Exercise description >>
Please give the data below again in full, exactly as it stands.

Data for the task >>
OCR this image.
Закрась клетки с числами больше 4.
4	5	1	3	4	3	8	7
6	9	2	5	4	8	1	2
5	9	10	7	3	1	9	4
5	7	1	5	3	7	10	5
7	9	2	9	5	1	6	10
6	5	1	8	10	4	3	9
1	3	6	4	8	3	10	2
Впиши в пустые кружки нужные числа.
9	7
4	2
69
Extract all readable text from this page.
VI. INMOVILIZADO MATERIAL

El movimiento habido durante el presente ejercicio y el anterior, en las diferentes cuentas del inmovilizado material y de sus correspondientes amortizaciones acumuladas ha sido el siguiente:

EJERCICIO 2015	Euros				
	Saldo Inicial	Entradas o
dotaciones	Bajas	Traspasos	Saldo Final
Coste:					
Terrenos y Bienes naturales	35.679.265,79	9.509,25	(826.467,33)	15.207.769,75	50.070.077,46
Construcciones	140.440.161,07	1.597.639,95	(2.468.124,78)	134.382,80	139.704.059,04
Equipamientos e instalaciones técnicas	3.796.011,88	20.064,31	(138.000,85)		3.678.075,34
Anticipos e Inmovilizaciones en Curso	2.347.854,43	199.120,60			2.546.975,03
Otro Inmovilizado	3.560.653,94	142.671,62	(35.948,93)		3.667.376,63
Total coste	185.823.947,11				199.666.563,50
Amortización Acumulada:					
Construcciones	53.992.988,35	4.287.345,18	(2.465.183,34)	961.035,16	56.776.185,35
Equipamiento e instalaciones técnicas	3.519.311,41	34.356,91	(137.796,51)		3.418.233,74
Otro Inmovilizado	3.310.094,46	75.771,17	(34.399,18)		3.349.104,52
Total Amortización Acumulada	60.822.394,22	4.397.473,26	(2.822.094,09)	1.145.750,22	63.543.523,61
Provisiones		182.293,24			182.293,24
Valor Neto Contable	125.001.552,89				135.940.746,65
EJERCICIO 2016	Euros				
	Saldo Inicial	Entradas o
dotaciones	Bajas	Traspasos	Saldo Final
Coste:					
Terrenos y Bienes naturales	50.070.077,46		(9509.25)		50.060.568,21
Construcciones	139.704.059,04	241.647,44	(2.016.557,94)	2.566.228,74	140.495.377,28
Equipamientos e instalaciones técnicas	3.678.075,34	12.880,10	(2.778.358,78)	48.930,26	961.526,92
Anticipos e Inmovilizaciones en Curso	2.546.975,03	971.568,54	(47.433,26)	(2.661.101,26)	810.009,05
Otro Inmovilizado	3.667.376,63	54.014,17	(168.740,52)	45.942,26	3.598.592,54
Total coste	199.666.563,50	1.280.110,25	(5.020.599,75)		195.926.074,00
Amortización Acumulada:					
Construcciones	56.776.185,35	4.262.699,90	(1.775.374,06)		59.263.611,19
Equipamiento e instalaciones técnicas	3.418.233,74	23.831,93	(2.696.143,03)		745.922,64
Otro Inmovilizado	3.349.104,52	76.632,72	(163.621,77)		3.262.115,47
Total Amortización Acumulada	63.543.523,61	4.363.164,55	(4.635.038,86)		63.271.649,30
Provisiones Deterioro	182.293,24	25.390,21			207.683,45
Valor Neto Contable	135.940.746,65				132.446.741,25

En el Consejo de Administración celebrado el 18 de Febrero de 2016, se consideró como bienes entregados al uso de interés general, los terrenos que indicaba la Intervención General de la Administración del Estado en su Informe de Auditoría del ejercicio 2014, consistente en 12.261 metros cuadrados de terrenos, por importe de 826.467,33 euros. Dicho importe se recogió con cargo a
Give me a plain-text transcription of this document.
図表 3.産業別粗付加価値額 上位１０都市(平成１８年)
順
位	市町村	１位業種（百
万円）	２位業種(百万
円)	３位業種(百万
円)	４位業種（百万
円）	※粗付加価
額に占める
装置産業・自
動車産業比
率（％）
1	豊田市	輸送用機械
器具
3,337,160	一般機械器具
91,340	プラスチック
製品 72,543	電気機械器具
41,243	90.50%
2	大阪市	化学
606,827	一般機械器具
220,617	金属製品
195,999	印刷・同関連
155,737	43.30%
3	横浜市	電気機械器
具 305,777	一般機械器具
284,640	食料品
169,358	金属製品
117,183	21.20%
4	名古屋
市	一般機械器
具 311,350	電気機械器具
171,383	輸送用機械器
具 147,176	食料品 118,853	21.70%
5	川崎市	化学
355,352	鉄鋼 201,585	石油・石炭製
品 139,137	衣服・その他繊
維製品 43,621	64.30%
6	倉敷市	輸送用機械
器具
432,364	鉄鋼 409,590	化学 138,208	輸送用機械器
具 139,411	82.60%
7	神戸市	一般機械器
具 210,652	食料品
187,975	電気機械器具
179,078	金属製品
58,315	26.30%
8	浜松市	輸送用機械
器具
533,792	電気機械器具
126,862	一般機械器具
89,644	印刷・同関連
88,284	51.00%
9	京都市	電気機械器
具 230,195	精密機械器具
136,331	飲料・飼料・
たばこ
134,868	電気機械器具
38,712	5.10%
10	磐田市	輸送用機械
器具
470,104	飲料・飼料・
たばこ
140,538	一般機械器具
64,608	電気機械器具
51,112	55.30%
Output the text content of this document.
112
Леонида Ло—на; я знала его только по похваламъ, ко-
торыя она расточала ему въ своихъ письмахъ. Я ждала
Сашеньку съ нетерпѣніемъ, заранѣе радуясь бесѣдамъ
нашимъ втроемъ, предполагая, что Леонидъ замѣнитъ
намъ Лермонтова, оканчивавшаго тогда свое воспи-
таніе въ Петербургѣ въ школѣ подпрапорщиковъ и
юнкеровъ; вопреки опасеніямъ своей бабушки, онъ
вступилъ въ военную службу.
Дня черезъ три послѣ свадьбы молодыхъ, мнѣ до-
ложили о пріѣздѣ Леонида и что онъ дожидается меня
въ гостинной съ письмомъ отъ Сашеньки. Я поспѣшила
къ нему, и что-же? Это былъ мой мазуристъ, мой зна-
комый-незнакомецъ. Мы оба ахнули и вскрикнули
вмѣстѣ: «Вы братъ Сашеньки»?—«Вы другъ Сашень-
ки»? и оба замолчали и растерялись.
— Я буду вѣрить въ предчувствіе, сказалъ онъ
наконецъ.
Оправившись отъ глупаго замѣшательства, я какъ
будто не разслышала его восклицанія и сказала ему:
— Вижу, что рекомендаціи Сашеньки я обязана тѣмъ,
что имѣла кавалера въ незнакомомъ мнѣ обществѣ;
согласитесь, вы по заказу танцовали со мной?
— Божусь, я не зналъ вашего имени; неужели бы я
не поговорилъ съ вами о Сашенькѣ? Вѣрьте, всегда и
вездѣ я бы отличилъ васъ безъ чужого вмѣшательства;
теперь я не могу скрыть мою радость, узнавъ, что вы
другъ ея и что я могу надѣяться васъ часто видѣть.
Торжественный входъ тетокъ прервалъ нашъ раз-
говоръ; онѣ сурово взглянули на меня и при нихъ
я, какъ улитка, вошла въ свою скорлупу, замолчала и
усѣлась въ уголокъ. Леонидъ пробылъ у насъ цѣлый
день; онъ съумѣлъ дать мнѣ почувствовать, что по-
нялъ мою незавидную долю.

Problem solution >>
OCR this image.
Закрась клетки с числами больше 4.
4	5	1	3	4	3	8	7
6	9	2	5	4	8	1	2
5	9	10	7	3	1	9	4
5	7	1	5	3	7	10	5
7	9	2	9	5	1	6	10
6	5	1	8	10	4	3	9
1	3	6	4	8	3	10	2
Впиши в пустые кружки нужные числа.
9	7
4	2
69
Extract all readable text from this page.
VI. INMOVILIZADO MATERIAL

El movimiento habido durante el presente ejercicio y el anterior, en las diferentes cuentas del inmovilizado material y de sus correspondientes amortizaciones acumuladas ha sido el siguiente:

EJERCICIO 2015	Euros				
	Saldo Inicial	Entradas o
dotaciones	Bajas	Traspasos	Saldo Final
Coste:					
Terrenos y Bienes naturales	35.679.265,79	9.509,25	(826.467,33)	15.207.769,75	50.070.077,46
Construcciones	140.440.161,07	1.597.639,95	(2.468.124,78)	134.382,80	139.704.059,04
Equipamientos e instalaciones técnicas	3.796.011,88	20.064,31	(138.000,85)		3.678.075,34
Anticipos e Inmovilizaciones en Curso	2.347.854,43	199.120,60			2.546.975,03
Otro Inmovilizado	3.560.653,94	142.671,62	(35.948,93)		3.667.376,63
Total coste	185.823.947,11				199.666.563,50
Amortización Acumulada:					
Construcciones	53.992.988,35	4.287.345,18	(2.465.183,34)	961.035,16	56.776.185,35
Equipamiento e instalaciones técnicas	3.519.311,41	34.356,91	(137.796,51)		3.418.233,74
Otro Inmovilizado	3.310.094,46	75.771,17	(34.399,18)		3.349.104,52
Total Amortización Acumulada	60.822.394,22	4.397.473,26	(2.822.094,09)	1.145.750,22	63.543.523,61
Provisiones		182.293,24			182.293,24
Valor Neto Contable	125.001.552,89				135.940.746,65
EJERCICIO 2016	Euros				
	Saldo Inicial	Entradas o
dotaciones	Bajas	Traspasos	Saldo Final
Coste:					
Terrenos y Bienes naturales	50.070.077,46		(9509.25)		50.060.568,21
Construcciones	139.704.059,04	241.647,44	(2.016.557,94)	2.566.228,74	140.495.377,28
Equipamientos e instalaciones técnicas	3.678.075,34	12.880,10	(2.778.358,78)	48.930,26	961.526,92
Anticipos e Inmovilizaciones en Curso	2.546.975,03	971.568,54	(47.433,26)	(2.661.101,26)	810.009,05
Otro Inmovilizado	3.667.376,63	54.014,17	(168.740,52)	45.942,26	3.598.592,54
Total coste	199.666.563,50	1.280.110,25	(5.020.599,75)		195.926.074,00
Amortización Acumulada:					
Construcciones	56.776.185,35	4.262.699,90	(1.775.374,06)		59.263.611,19
Equipamiento e instalaciones técnicas	3.418.233,74	23.831,93	(2.696.143,03)		745.922,64
Otro Inmovilizado	3.349.104,52	76.632,72	(163.621,77)		3.262.115,47
Total Amortización Acumulada	63.543.523,61	4.363.164,55	(4.635.038,86)		63.271.649,30
Provisiones Deterioro	182.293,24	25.390,21			207.683,45
Valor Neto Contable	135.940.746,65				132.446.741,25

En el Consejo de Administración celebrado el 18 de Febrero de 2016, se consideró como bienes entregados al uso de interés general, los terrenos que indicaba la Intervención General de la Administración del Estado en su Informe de Auditoría del ejercicio 2014, consistente en 12.261 metros cuadrados de terrenos, por importe de 826.467,33 euros. Dicho importe se recogió con cargo a
Give me a plain-text transcription of this document.
図表 3.産業別粗付加価値額 上位１０都市(平成１８年)
順
位	市町村	１位業種（百
万円）	２位業種(百万
円)	３位業種(百万
円)	４位業種（百万
円）	※粗付加価
額に占める
装置産業・自
動車産業比
率（％）
1	豊田市	輸送用機械
器具
3,337,160	一般機械器具
91,340	プラスチック
製品 72,543	電気機械器具
41,243	90.50%
2	大阪市	化学
606,827	一般機械器具
220,617	金属製品
195,999	印刷・同関連
155,737	43.30%
3	横浜市	電気機械器
具 305,777	一般機械器具
284,640	食料品
169,358	金属製品
117,183	21.20%
4	名古屋
市	一般機械器
具 311,350	電気機械器具
171,383	輸送用機械器
具 147,176	食料品 118,853	21.70%
5	川崎市	化学
355,352	鉄鋼 201,585	石油・石炭製
品 139,137	衣服・その他繊
維製品 43,621	64.30%
6	倉敷市	輸送用機械
器具
432,364	鉄鋼 409,590	化学 138,208	輸送用機械器
具 139,411	82.60%
7	神戸市	一般機械器
具 210,652	食料品
187,975	電気機械器具
179,078	金属製品
58,315	26.30%
8	浜松市	輸送用機械
器具
533,792	電気機械器具
126,862	一般機械器具
89,644	印刷・同関連
88,284	51.00%
9	京都市	電気機械器
具 230,195	精密機械器具
136,331	飲料・飼料・
たばこ
134,868	電気機械器具
38,712	5.10%
10	磐田市	輸送用機械
器具
470,104	飲料・飼料・
たばこ
140,538	一般機械器具
64,608	電気機械器具
51,112	55.30%
Output the text content of this document.
112
Леонида Ло—на; я знала его только по похваламъ, ко-
торыя она расточала ему въ своихъ письмахъ. Я ждала
Сашеньку съ нетерпѣніемъ, заранѣе радуясь бесѣдамъ
нашимъ втроемъ, предполагая, что Леонидъ замѣнитъ
намъ Лермонтова, оканчивавшаго тогда свое воспи-
таніе въ Петербургѣ въ школѣ подпрапорщиковъ и
юнкеровъ; вопреки опасеніямъ своей бабушки, онъ
вступилъ въ военную службу.
Дня черезъ три послѣ свадьбы молодыхъ, мнѣ до-
ложили о пріѣздѣ Леонида и что онъ дожидается меня
въ гостинной съ письмомъ отъ Сашеньки. Я поспѣшила
къ нему, и что-же? Это былъ мой мазуристъ, мой зна-
комый-незнакомецъ. Мы оба ахнули и вскрикнули
вмѣстѣ: «Вы братъ Сашеньки»?—«Вы другъ Сашень-
ки»? и оба замолчали и растерялись.
— Я буду вѣрить въ предчувствіе, сказалъ онъ
наконецъ.
Оправившись отъ глупаго замѣшательства, я какъ
будто не разслышала его восклицанія и сказала ему:
— Вижу, что рекомендаціи Сашеньки я обязана тѣмъ,
что имѣла кавалера въ незнакомомъ мнѣ обществѣ;
согласитесь, вы по заказу танцовали со мной?
— Божусь, я не зналъ вашего имени; неужели бы я
не поговорилъ съ вами о Сашенькѣ? Вѣрьте, всегда и
вездѣ я бы отличилъ васъ безъ чужого вмѣшательства;
теперь я не могу скрыть мою радость, узнавъ, что вы
другъ ея и что я могу надѣяться васъ часто видѣть.
Торжественный входъ тетокъ прервалъ нашъ раз-
говоръ; онѣ сурово взглянули на меня и при нихъ
я, какъ улитка, вошла въ свою скорлупу, замолчала и
усѣлась въ уголокъ. Леонидъ пробылъ у насъ цѣлый
день; онъ съумѣлъ дать мнѣ почувствовать, что по-
нялъ мою незавидную долю.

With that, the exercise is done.